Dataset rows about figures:
[START]
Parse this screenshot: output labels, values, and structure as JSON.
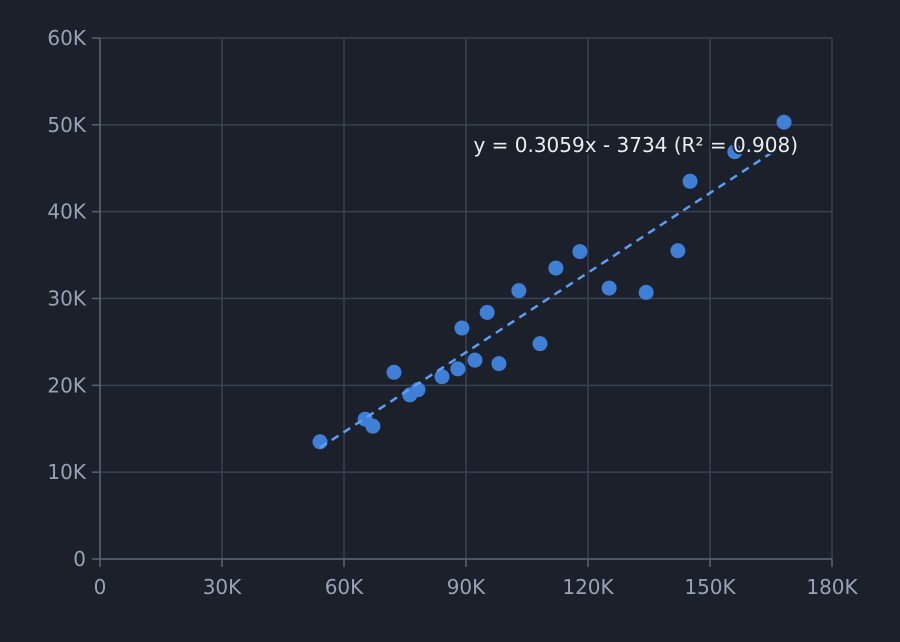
{
  "chart_data": {
    "type": "scatter",
    "x": [
      54100,
      65200,
      67100,
      72300,
      76200,
      78200,
      84100,
      88000,
      89000,
      92200,
      95200,
      98100,
      103000,
      108200,
      112100,
      118000,
      125200,
      134300,
      142100,
      145100,
      156100,
      168200
    ],
    "values": [
      13500,
      16100,
      15300,
      21500,
      18900,
      19500,
      21000,
      21900,
      26600,
      22900,
      28400,
      22500,
      30900,
      24800,
      33500,
      35400,
      31200,
      30700,
      35500,
      43500,
      46900,
      50300
    ],
    "color": "#3f7fd6",
    "trendline": {
      "slope": 0.3059,
      "intercept": -3734,
      "color": "#5b9cf6",
      "label": "y = 0.3059x - 3734 (R² = 0.908)"
    },
    "xlim": [
      0,
      180000
    ],
    "xticks": [
      0,
      {
        "value": 30000,
        "label": "30K"
      },
      {
        "value": 60000,
        "label": "60K"
      },
      {
        "value": 90000,
        "label": "90K"
      },
      {
        "value": 120000,
        "label": "120K"
      },
      {
        "value": 150000,
        "label": "150K"
      },
      {
        "value": 180000,
        "label": "180K"
      }
    ],
    "ylim": [
      0,
      60000
    ],
    "yticks": [
      0,
      {
        "value": 10000,
        "label": "10K"
      },
      {
        "value": 20000,
        "label": "20K"
      },
      {
        "value": 30000,
        "label": "30K"
      },
      {
        "value": 40000,
        "label": "40K"
      },
      {
        "value": 50000,
        "label": "50K"
      },
      {
        "value": 60000,
        "label": "60K"
      }
    ],
    "grid": true
  }
}
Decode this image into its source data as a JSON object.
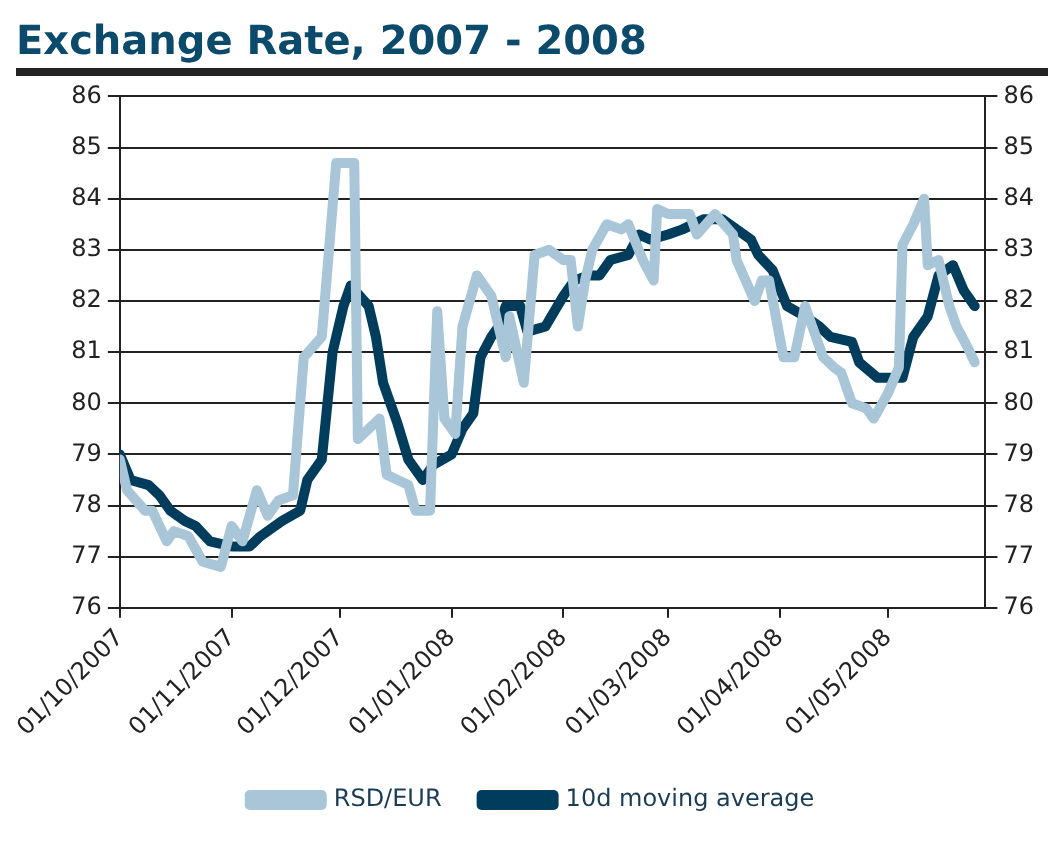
{
  "chart_data": {
    "type": "line",
    "title": "Exchange Rate, 2007 - 2008",
    "xlim": [
      "2007-10-01",
      "2008-05-28"
    ],
    "xticks": [
      {
        "value": "2007-10-01",
        "label": "01/10/2007"
      },
      {
        "value": "2007-11-01",
        "label": "01/11/2007"
      },
      {
        "value": "2007-12-01",
        "label": "01/12/2007"
      },
      {
        "value": "2008-01-01",
        "label": "01/01/2008"
      },
      {
        "value": "2008-02-01",
        "label": "01/02/2008"
      },
      {
        "value": "2008-03-01",
        "label": "01/03/2008"
      },
      {
        "value": "2008-04-01",
        "label": "01/04/2008"
      },
      {
        "value": "2008-05-01",
        "label": "01/05/2008"
      }
    ],
    "ylim": [
      76,
      86
    ],
    "yticks": [
      76,
      77,
      78,
      79,
      80,
      81,
      82,
      83,
      84,
      85,
      86
    ],
    "y2lim": [
      76,
      86
    ],
    "y2ticks": [
      76,
      77,
      78,
      79,
      80,
      81,
      82,
      83,
      84,
      85,
      86
    ],
    "grid": "y",
    "legend": "bottom",
    "marker": "none",
    "line_style": "solid",
    "series": [
      {
        "name": "RSD/EUR",
        "color": "#a9c6d8",
        "x": [
          "2007-10-01",
          "2007-10-03",
          "2007-10-08",
          "2007-10-10",
          "2007-10-14",
          "2007-10-16",
          "2007-10-20",
          "2007-10-24",
          "2007-10-29",
          "2007-11-01",
          "2007-11-04",
          "2007-11-08",
          "2007-11-11",
          "2007-11-14",
          "2007-11-18",
          "2007-11-21",
          "2007-11-26",
          "2007-11-30",
          "2007-12-05",
          "2007-12-06",
          "2007-12-12",
          "2007-12-14",
          "2007-12-20",
          "2007-12-22",
          "2007-12-26",
          "2007-12-28",
          "2007-12-30",
          "2008-01-02",
          "2008-01-04",
          "2008-01-08",
          "2008-01-12",
          "2008-01-16",
          "2008-01-17",
          "2008-01-21",
          "2008-01-24",
          "2008-01-28",
          "2008-02-01",
          "2008-02-03",
          "2008-02-05",
          "2008-02-07",
          "2008-02-09",
          "2008-02-13",
          "2008-02-17",
          "2008-02-19",
          "2008-02-23",
          "2008-02-26",
          "2008-02-27",
          "2008-03-01",
          "2008-03-07",
          "2008-03-09",
          "2008-03-14",
          "2008-03-19",
          "2008-03-20",
          "2008-03-25",
          "2008-03-27",
          "2008-03-29",
          "2008-04-02",
          "2008-04-05",
          "2008-04-08",
          "2008-04-10",
          "2008-04-13",
          "2008-04-16",
          "2008-04-18",
          "2008-04-21",
          "2008-04-25",
          "2008-04-27",
          "2008-05-01",
          "2008-05-04",
          "2008-05-05",
          "2008-05-08",
          "2008-05-11",
          "2008-05-12",
          "2008-05-15",
          "2008-05-18",
          "2008-05-20",
          "2008-05-23",
          "2008-05-25"
        ],
        "values": [
          78.9,
          78.3,
          77.9,
          77.9,
          77.3,
          77.5,
          77.4,
          76.9,
          76.8,
          77.6,
          77.3,
          78.3,
          77.8,
          78.1,
          78.2,
          80.9,
          81.3,
          84.7,
          84.7,
          79.3,
          79.7,
          78.6,
          78.4,
          77.9,
          77.9,
          81.8,
          79.7,
          79.4,
          81.5,
          82.5,
          82.1,
          80.9,
          81.7,
          80.4,
          82.9,
          83.0,
          82.8,
          82.8,
          81.5,
          82.4,
          83.0,
          83.5,
          83.4,
          83.5,
          82.8,
          82.4,
          83.8,
          83.7,
          83.7,
          83.3,
          83.7,
          83.3,
          82.8,
          82.0,
          82.4,
          82.4,
          80.9,
          80.9,
          81.9,
          81.5,
          80.9,
          80.7,
          80.6,
          80.0,
          79.9,
          79.7,
          80.2,
          80.7,
          83.1,
          83.5,
          84.0,
          82.7,
          82.8,
          81.9,
          81.5,
          81.1,
          80.8
        ]
      },
      {
        "name": "10d moving average",
        "color": "#003d5c",
        "x": [
          "2007-10-01",
          "2007-10-04",
          "2007-10-09",
          "2007-10-12",
          "2007-10-15",
          "2007-10-19",
          "2007-10-22",
          "2007-10-26",
          "2007-11-01",
          "2007-11-06",
          "2007-11-09",
          "2007-11-15",
          "2007-11-20",
          "2007-11-22",
          "2007-11-26",
          "2007-11-29",
          "2007-12-02",
          "2007-12-04",
          "2007-12-09",
          "2007-12-11",
          "2007-12-13",
          "2007-12-17",
          "2007-12-20",
          "2007-12-24",
          "2007-12-27",
          "2008-01-01",
          "2008-01-04",
          "2008-01-07",
          "2008-01-09",
          "2008-01-12",
          "2008-01-14",
          "2008-01-16",
          "2008-01-20",
          "2008-01-22",
          "2008-01-27",
          "2008-02-01",
          "2008-02-04",
          "2008-02-08",
          "2008-02-11",
          "2008-02-14",
          "2008-02-19",
          "2008-02-22",
          "2008-02-25",
          "2008-03-01",
          "2008-03-05",
          "2008-03-11",
          "2008-03-16",
          "2008-03-20",
          "2008-03-24",
          "2008-03-26",
          "2008-03-30",
          "2008-04-03",
          "2008-04-08",
          "2008-04-12",
          "2008-04-15",
          "2008-04-21",
          "2008-04-23",
          "2008-04-28",
          "2008-05-01",
          "2008-05-05",
          "2008-05-08",
          "2008-05-12",
          "2008-05-15",
          "2008-05-19",
          "2008-05-22",
          "2008-05-25"
        ],
        "values": [
          79.0,
          78.5,
          78.4,
          78.2,
          77.9,
          77.7,
          77.6,
          77.3,
          77.2,
          77.2,
          77.4,
          77.7,
          77.9,
          78.5,
          78.9,
          81.0,
          81.9,
          82.3,
          81.9,
          81.3,
          80.4,
          79.6,
          78.9,
          78.5,
          78.8,
          79.0,
          79.5,
          79.8,
          80.9,
          81.3,
          81.5,
          81.9,
          81.9,
          81.4,
          81.5,
          82.1,
          82.4,
          82.5,
          82.5,
          82.8,
          82.9,
          83.3,
          83.2,
          83.3,
          83.4,
          83.6,
          83.6,
          83.4,
          83.2,
          82.9,
          82.6,
          81.9,
          81.7,
          81.5,
          81.3,
          81.2,
          80.8,
          80.5,
          80.5,
          80.5,
          81.3,
          81.7,
          82.5,
          82.7,
          82.2,
          81.9
        ]
      }
    ]
  }
}
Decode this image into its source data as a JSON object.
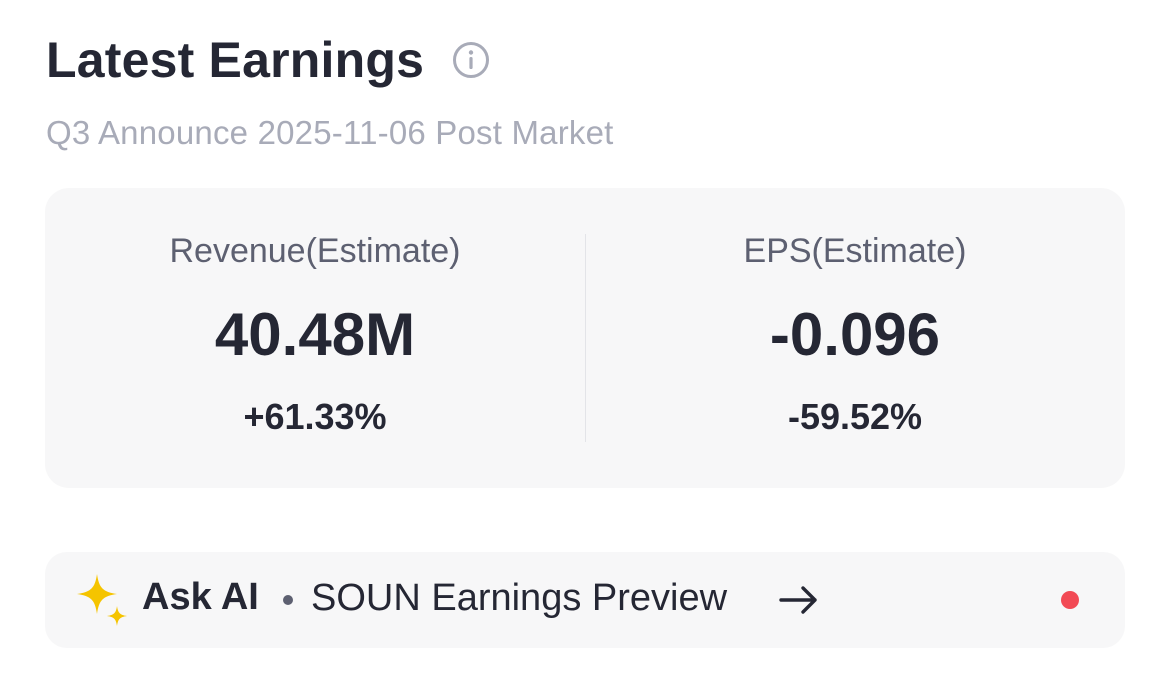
{
  "header": {
    "title": "Latest Earnings",
    "info_icon": "info-circle-icon",
    "subtitle": "Q3 Announce 2025-11-06 Post Market"
  },
  "metrics": [
    {
      "label": "Revenue(Estimate)",
      "value": "40.48M",
      "change": "+61.33%"
    },
    {
      "label": "EPS(Estimate)",
      "value": "-0.096",
      "change": "-59.52%"
    }
  ],
  "ask_ai": {
    "icon": "sparkle-icon",
    "label": "Ask AI",
    "text": "SOUN Earnings Preview",
    "arrow_icon": "arrow-right-icon",
    "notification_color": "#f24a55"
  },
  "colors": {
    "text_primary": "#252734",
    "text_secondary": "#5d6071",
    "text_muted": "#a8abb8",
    "panel_bg": "#f7f7f8",
    "sparkle": "#f5c400"
  }
}
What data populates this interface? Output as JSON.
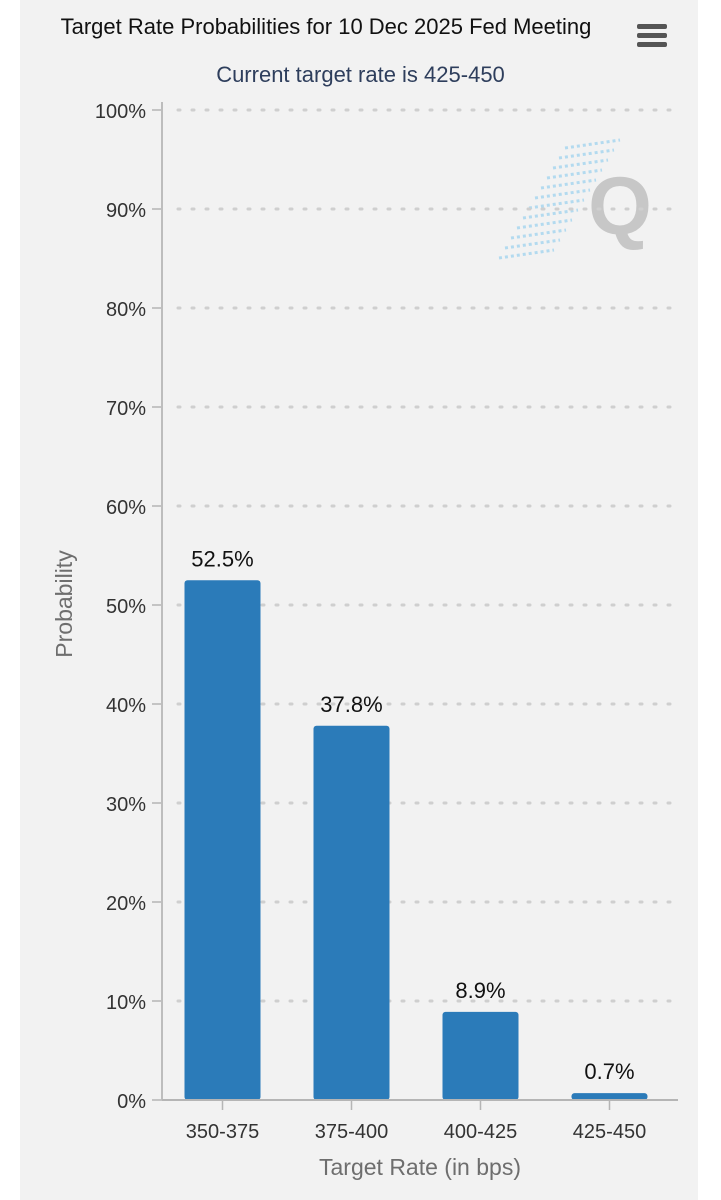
{
  "chart_data": {
    "type": "bar",
    "title": "Target Rate Probabilities for 10 Dec 2025 Fed Meeting",
    "subtitle": "Current target rate is 425-450",
    "xlabel": "Target Rate (in bps)",
    "ylabel": "Probability",
    "categories": [
      "350-375",
      "375-400",
      "400-425",
      "425-450"
    ],
    "values": [
      52.5,
      37.8,
      8.9,
      0.7
    ],
    "data_labels": [
      "52.5%",
      "37.8%",
      "8.9%",
      "0.7%"
    ],
    "ylim": [
      0,
      100
    ],
    "yticks": [
      "0%",
      "10%",
      "20%",
      "30%",
      "40%",
      "50%",
      "60%",
      "70%",
      "80%",
      "90%",
      "100%"
    ],
    "grid": "dotted horizontal",
    "legend": "none",
    "bar_color": "#2b7bb9"
  },
  "menu": {
    "icon": "hamburger-menu-icon"
  },
  "watermark": {
    "icon": "quikstrike-q-logo",
    "text": "Q"
  }
}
[END]
* [EXERCISE AIM]:
Retype exactly, and only, the lines from the one containing "What data populates" through the end of the material, leaving aside every picture.

* [ANSWER TO THE TASK]:
What data populates this interface? Output as JSON.
{
  "chart_data": {
    "type": "bar",
    "title": "Target Rate Probabilities for 10 Dec 2025 Fed Meeting",
    "subtitle": "Current target rate is 425-450",
    "xlabel": "Target Rate (in bps)",
    "ylabel": "Probability",
    "categories": [
      "350-375",
      "375-400",
      "400-425",
      "425-450"
    ],
    "values": [
      52.5,
      37.8,
      8.9,
      0.7
    ],
    "data_labels": [
      "52.5%",
      "37.8%",
      "8.9%",
      "0.7%"
    ],
    "ylim": [
      0,
      100
    ],
    "yticks": [
      "0%",
      "10%",
      "20%",
      "30%",
      "40%",
      "50%",
      "60%",
      "70%",
      "80%",
      "90%",
      "100%"
    ],
    "grid": "dotted horizontal",
    "legend": "none",
    "bar_color": "#2b7bb9"
  },
  "menu": {
    "icon": "hamburger-menu-icon"
  },
  "watermark": {
    "icon": "quikstrike-q-logo",
    "text": "Q"
  }
}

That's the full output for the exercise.